* Given instruction
Retype everything in the listing, leaving each line exactly as it is.

[Stored data]
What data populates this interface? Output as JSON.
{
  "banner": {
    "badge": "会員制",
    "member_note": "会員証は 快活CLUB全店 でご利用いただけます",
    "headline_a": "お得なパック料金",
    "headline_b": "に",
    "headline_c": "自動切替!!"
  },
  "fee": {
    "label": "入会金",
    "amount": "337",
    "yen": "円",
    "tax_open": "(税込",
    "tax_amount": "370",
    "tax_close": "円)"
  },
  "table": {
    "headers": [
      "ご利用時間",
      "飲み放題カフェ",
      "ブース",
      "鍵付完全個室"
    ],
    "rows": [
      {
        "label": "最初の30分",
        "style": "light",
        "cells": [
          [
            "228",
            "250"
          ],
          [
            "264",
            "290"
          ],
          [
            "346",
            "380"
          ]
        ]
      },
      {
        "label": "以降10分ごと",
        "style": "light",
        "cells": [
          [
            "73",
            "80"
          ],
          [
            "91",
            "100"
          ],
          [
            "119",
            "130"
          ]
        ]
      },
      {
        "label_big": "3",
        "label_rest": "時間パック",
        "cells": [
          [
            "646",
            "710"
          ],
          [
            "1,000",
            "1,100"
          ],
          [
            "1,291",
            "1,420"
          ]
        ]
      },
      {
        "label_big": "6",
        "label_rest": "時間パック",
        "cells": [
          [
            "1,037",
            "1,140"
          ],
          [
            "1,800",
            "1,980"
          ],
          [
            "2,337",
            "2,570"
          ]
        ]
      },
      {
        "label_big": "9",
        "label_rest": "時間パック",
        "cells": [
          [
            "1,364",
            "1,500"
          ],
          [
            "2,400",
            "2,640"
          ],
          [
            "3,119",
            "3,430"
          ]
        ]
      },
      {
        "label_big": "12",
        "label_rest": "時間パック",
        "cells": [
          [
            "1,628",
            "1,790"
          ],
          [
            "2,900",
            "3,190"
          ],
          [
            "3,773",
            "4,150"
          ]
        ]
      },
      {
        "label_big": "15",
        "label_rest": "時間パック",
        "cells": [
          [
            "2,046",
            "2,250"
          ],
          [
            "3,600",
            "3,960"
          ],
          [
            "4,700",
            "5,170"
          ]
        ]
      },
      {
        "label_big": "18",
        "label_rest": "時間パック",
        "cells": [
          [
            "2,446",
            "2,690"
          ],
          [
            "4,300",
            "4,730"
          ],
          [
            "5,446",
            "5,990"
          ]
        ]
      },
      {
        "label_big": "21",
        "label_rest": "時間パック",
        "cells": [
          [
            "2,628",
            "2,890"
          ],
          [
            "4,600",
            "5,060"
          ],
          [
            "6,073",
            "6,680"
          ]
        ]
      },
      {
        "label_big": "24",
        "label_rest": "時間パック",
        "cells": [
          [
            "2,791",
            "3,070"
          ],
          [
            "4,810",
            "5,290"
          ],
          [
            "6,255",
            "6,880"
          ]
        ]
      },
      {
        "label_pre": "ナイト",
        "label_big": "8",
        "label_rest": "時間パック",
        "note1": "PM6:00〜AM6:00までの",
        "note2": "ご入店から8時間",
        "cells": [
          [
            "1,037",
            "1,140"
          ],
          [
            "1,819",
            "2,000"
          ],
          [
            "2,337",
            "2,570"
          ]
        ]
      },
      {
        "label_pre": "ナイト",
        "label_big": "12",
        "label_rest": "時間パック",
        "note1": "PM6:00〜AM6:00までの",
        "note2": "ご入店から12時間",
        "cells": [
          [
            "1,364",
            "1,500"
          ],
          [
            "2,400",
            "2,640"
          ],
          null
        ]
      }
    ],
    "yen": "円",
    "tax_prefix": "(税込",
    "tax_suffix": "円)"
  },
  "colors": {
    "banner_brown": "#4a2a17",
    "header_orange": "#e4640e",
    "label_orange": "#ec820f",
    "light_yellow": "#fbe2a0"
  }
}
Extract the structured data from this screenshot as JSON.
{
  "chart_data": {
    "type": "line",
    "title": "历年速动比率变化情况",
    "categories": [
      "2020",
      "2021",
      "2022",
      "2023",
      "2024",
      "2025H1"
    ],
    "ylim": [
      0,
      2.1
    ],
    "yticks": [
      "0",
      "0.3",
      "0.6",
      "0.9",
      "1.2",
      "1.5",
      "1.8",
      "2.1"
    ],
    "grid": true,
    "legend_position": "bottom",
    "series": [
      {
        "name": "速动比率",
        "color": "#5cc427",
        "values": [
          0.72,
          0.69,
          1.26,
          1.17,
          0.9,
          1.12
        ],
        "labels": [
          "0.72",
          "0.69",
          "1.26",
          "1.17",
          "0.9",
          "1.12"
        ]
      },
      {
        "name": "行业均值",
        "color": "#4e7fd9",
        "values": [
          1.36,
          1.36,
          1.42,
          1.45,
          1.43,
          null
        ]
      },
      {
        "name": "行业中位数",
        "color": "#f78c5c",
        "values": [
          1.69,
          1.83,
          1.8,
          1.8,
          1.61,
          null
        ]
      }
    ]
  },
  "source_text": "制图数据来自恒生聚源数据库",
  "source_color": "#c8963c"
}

* Response to this task
What data populates this interface? Output as JSON.
{
  "banner": {
    "badge": "会員制",
    "member_note": "会員証は 快活CLUB全店 でご利用いただけます",
    "headline_a": "お得なパック料金",
    "headline_b": "に",
    "headline_c": "自動切替!!"
  },
  "fee": {
    "label": "入会金",
    "amount": "337",
    "yen": "円",
    "tax_open": "(税込",
    "tax_amount": "370",
    "tax_close": "円)"
  },
  "table": {
    "headers": [
      "ご利用時間",
      "飲み放題カフェ",
      "ブース",
      "鍵付完全個室"
    ],
    "rows": [
      {
        "label": "最初の30分",
        "style": "light",
        "cells": [
          [
            "228",
            "250"
          ],
          [
            "264",
            "290"
          ],
          [
            "346",
            "380"
          ]
        ]
      },
      {
        "label": "以降10分ごと",
        "style": "light",
        "cells": [
          [
            "73",
            "80"
          ],
          [
            "91",
            "100"
          ],
          [
            "119",
            "130"
          ]
        ]
      },
      {
        "label_big": "3",
        "label_rest": "時間パック",
        "cells": [
          [
            "646",
            "710"
          ],
          [
            "1,000",
            "1,100"
          ],
          [
            "1,291",
            "1,420"
          ]
        ]
      },
      {
        "label_big": "6",
        "label_rest": "時間パック",
        "cells": [
          [
            "1,037",
            "1,140"
          ],
          [
            "1,800",
            "1,980"
          ],
          [
            "2,337",
            "2,570"
          ]
        ]
      },
      {
        "label_big": "9",
        "label_rest": "時間パック",
        "cells": [
          [
            "1,364",
            "1,500"
          ],
          [
            "2,400",
            "2,640"
          ],
          [
            "3,119",
            "3,430"
          ]
        ]
      },
      {
        "label_big": "12",
        "label_rest": "時間パック",
        "cells": [
          [
            "1,628",
            "1,790"
          ],
          [
            "2,900",
            "3,190"
          ],
          [
            "3,773",
            "4,150"
          ]
        ]
      },
      {
        "label_big": "15",
        "label_rest": "時間パック",
        "cells": [
          [
            "2,046",
            "2,250"
          ],
          [
            "3,600",
            "3,960"
          ],
          [
            "4,700",
            "5,170"
          ]
        ]
      },
      {
        "label_big": "18",
        "label_rest": "時間パック",
        "cells": [
          [
            "2,446",
            "2,690"
          ],
          [
            "4,300",
            "4,730"
          ],
          [
            "5,446",
            "5,990"
          ]
        ]
      },
      {
        "label_big": "21",
        "label_rest": "時間パック",
        "cells": [
          [
            "2,628",
            "2,890"
          ],
          [
            "4,600",
            "5,060"
          ],
          [
            "6,073",
            "6,680"
          ]
        ]
      },
      {
        "label_big": "24",
        "label_rest": "時間パック",
        "cells": [
          [
            "2,791",
            "3,070"
          ],
          [
            "4,810",
            "5,290"
          ],
          [
            "6,255",
            "6,880"
          ]
        ]
      },
      {
        "label_pre": "ナイト",
        "label_big": "8",
        "label_rest": "時間パック",
        "note1": "PM6:00〜AM6:00までの",
        "note2": "ご入店から8時間",
        "cells": [
          [
            "1,037",
            "1,140"
          ],
          [
            "1,819",
            "2,000"
          ],
          [
            "2,337",
            "2,570"
          ]
        ]
      },
      {
        "label_pre": "ナイト",
        "label_big": "12",
        "label_rest": "時間パック",
        "note1": "PM6:00〜AM6:00までの",
        "note2": "ご入店から12時間",
        "cells": [
          [
            "1,364",
            "1,500"
          ],
          [
            "2,400",
            "2,640"
          ],
          null
        ]
      }
    ],
    "yen": "円",
    "tax_prefix": "(税込",
    "tax_suffix": "円)"
  },
  "colors": {
    "banner_brown": "#4a2a17",
    "header_orange": "#e4640e",
    "label_orange": "#ec820f",
    "light_yellow": "#fbe2a0"
  }
}
Extract the structured data from this screenshot as JSON.
{
  "chart_data": {
    "type": "line",
    "title": "历年速动比率变化情况",
    "categories": [
      "2020",
      "2021",
      "2022",
      "2023",
      "2024",
      "2025H1"
    ],
    "ylim": [
      0,
      2.1
    ],
    "yticks": [
      "0",
      "0.3",
      "0.6",
      "0.9",
      "1.2",
      "1.5",
      "1.8",
      "2.1"
    ],
    "grid": true,
    "legend_position": "bottom",
    "series": [
      {
        "name": "速动比率",
        "color": "#5cc427",
        "values": [
          0.72,
          0.69,
          1.26,
          1.17,
          0.9,
          1.12
        ],
        "labels": [
          "0.72",
          "0.69",
          "1.26",
          "1.17",
          "0.9",
          "1.12"
        ]
      },
      {
        "name": "行业均值",
        "color": "#4e7fd9",
        "values": [
          1.36,
          1.36,
          1.42,
          1.45,
          1.43,
          null
        ]
      },
      {
        "name": "行业中位数",
        "color": "#f78c5c",
        "values": [
          1.69,
          1.83,
          1.8,
          1.8,
          1.61,
          null
        ]
      }
    ]
  },
  "source_text": "制图数据来自恒生聚源数据库",
  "source_color": "#c8963c"
}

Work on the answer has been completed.